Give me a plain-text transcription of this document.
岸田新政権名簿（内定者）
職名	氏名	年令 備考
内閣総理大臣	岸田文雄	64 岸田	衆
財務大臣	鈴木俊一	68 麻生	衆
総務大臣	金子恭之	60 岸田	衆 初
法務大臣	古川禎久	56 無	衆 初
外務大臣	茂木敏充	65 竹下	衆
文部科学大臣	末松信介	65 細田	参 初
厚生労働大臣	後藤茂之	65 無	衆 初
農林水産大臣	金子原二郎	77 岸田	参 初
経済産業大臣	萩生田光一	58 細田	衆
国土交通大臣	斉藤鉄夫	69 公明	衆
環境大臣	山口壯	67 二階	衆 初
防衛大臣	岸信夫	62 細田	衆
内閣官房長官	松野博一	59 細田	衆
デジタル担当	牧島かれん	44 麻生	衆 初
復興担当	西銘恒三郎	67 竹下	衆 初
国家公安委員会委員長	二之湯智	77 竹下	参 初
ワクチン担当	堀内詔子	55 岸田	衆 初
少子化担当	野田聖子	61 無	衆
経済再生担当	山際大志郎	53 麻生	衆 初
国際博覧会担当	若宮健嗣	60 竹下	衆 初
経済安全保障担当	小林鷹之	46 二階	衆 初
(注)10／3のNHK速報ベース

* * * *

WHAT NEEDS TO BE DONE: Type the whole listing again, unaltered.

WRITTEN ANSWER:
Give me a plain-text transcription of this document.
岸田新政権名簿（内定者）
職名	氏名	年令 備考
内閣総理大臣	岸田文雄	64 岸田	衆
財務大臣	鈴木俊一	68 麻生	衆
総務大臣	金子恭之	60 岸田	衆 初
法務大臣	古川禎久	56 無	衆 初
外務大臣	茂木敏充	65 竹下	衆
文部科学大臣	末松信介	65 細田	参 初
厚生労働大臣	後藤茂之	65 無	衆 初
農林水産大臣	金子原二郎	77 岸田	参 初
経済産業大臣	萩生田光一	58 細田	衆
国土交通大臣	斉藤鉄夫	69 公明	衆
環境大臣	山口壯	67 二階	衆 初
防衛大臣	岸信夫	62 細田	衆
内閣官房長官	松野博一	59 細田	衆
デジタル担当	牧島かれん	44 麻生	衆 初
復興担当	西銘恒三郎	67 竹下	衆 初
国家公安委員会委員長	二之湯智	77 竹下	参 初
ワクチン担当	堀内詔子	55 岸田	衆 初
少子化担当	野田聖子	61 無	衆
経済再生担当	山際大志郎	53 麻生	衆 初
国際博覧会担当	若宮健嗣	60 竹下	衆 初
経済安全保障担当	小林鷹之	46 二階	衆 初
(注)10／3のNHK速報ベース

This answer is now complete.